Direction:
What follows is a block of records; restate each one word for word.

* * * *

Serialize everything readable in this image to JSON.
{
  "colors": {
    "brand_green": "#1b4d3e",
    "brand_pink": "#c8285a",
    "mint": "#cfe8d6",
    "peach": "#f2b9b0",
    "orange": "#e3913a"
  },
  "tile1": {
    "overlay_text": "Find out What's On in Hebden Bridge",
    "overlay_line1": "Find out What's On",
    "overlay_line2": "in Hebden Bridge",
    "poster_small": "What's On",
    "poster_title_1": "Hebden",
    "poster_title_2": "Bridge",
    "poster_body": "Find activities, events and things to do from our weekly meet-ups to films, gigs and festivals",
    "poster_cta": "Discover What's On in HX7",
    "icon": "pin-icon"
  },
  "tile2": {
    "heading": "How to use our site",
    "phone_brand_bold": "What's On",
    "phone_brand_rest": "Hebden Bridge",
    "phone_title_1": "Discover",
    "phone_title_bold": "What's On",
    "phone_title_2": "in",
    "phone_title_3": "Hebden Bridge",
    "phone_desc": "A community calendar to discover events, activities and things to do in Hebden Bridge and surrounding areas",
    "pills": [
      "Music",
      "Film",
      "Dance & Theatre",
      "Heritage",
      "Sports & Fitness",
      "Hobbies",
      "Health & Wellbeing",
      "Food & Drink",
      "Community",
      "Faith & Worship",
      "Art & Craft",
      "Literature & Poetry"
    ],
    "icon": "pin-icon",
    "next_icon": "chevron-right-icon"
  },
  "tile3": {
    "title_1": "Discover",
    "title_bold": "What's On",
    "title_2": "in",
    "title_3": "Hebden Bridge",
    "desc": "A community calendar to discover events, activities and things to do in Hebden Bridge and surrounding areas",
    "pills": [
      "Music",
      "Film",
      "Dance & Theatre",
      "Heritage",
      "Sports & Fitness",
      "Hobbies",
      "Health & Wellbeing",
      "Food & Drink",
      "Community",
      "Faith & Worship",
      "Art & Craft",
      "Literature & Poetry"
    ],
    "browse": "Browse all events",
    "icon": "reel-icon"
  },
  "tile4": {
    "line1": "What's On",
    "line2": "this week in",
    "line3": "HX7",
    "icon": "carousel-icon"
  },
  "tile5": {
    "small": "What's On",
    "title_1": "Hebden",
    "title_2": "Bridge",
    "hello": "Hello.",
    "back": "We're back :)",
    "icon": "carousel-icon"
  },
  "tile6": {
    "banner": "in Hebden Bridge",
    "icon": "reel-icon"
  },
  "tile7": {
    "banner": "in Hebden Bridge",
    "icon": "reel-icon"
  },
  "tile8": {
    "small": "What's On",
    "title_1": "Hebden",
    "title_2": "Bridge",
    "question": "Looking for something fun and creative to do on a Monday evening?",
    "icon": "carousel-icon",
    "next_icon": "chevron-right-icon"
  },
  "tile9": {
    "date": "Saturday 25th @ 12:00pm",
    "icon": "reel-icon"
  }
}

* * * *

Answer:
Serialize everything readable in this image to JSON.
{
  "colors": {
    "brand_green": "#1b4d3e",
    "brand_pink": "#c8285a",
    "mint": "#cfe8d6",
    "peach": "#f2b9b0",
    "orange": "#e3913a"
  },
  "tile1": {
    "overlay_text": "Find out What's On in Hebden Bridge",
    "overlay_line1": "Find out What's On",
    "overlay_line2": "in Hebden Bridge",
    "poster_small": "What's On",
    "poster_title_1": "Hebden",
    "poster_title_2": "Bridge",
    "poster_body": "Find activities, events and things to do from our weekly meet-ups to films, gigs and festivals",
    "poster_cta": "Discover What's On in HX7",
    "icon": "pin-icon"
  },
  "tile2": {
    "heading": "How to use our site",
    "phone_brand_bold": "What's On",
    "phone_brand_rest": "Hebden Bridge",
    "phone_title_1": "Discover",
    "phone_title_bold": "What's On",
    "phone_title_2": "in",
    "phone_title_3": "Hebden Bridge",
    "phone_desc": "A community calendar to discover events, activities and things to do in Hebden Bridge and surrounding areas",
    "pills": [
      "Music",
      "Film",
      "Dance & Theatre",
      "Heritage",
      "Sports & Fitness",
      "Hobbies",
      "Health & Wellbeing",
      "Food & Drink",
      "Community",
      "Faith & Worship",
      "Art & Craft",
      "Literature & Poetry"
    ],
    "icon": "pin-icon",
    "next_icon": "chevron-right-icon"
  },
  "tile3": {
    "title_1": "Discover",
    "title_bold": "What's On",
    "title_2": "in",
    "title_3": "Hebden Bridge",
    "desc": "A community calendar to discover events, activities and things to do in Hebden Bridge and surrounding areas",
    "pills": [
      "Music",
      "Film",
      "Dance & Theatre",
      "Heritage",
      "Sports & Fitness",
      "Hobbies",
      "Health & Wellbeing",
      "Food & Drink",
      "Community",
      "Faith & Worship",
      "Art & Craft",
      "Literature & Poetry"
    ],
    "browse": "Browse all events",
    "icon": "reel-icon"
  },
  "tile4": {
    "line1": "What's On",
    "line2": "this week in",
    "line3": "HX7",
    "icon": "carousel-icon"
  },
  "tile5": {
    "small": "What's On",
    "title_1": "Hebden",
    "title_2": "Bridge",
    "hello": "Hello.",
    "back": "We're back :)",
    "icon": "carousel-icon"
  },
  "tile6": {
    "banner": "in Hebden Bridge",
    "icon": "reel-icon"
  },
  "tile7": {
    "banner": "in Hebden Bridge",
    "icon": "reel-icon"
  },
  "tile8": {
    "small": "What's On",
    "title_1": "Hebden",
    "title_2": "Bridge",
    "question": "Looking for something fun and creative to do on a Monday evening?",
    "icon": "carousel-icon",
    "next_icon": "chevron-right-icon"
  },
  "tile9": {
    "date": "Saturday 25th @ 12:00pm",
    "icon": "reel-icon"
  }
}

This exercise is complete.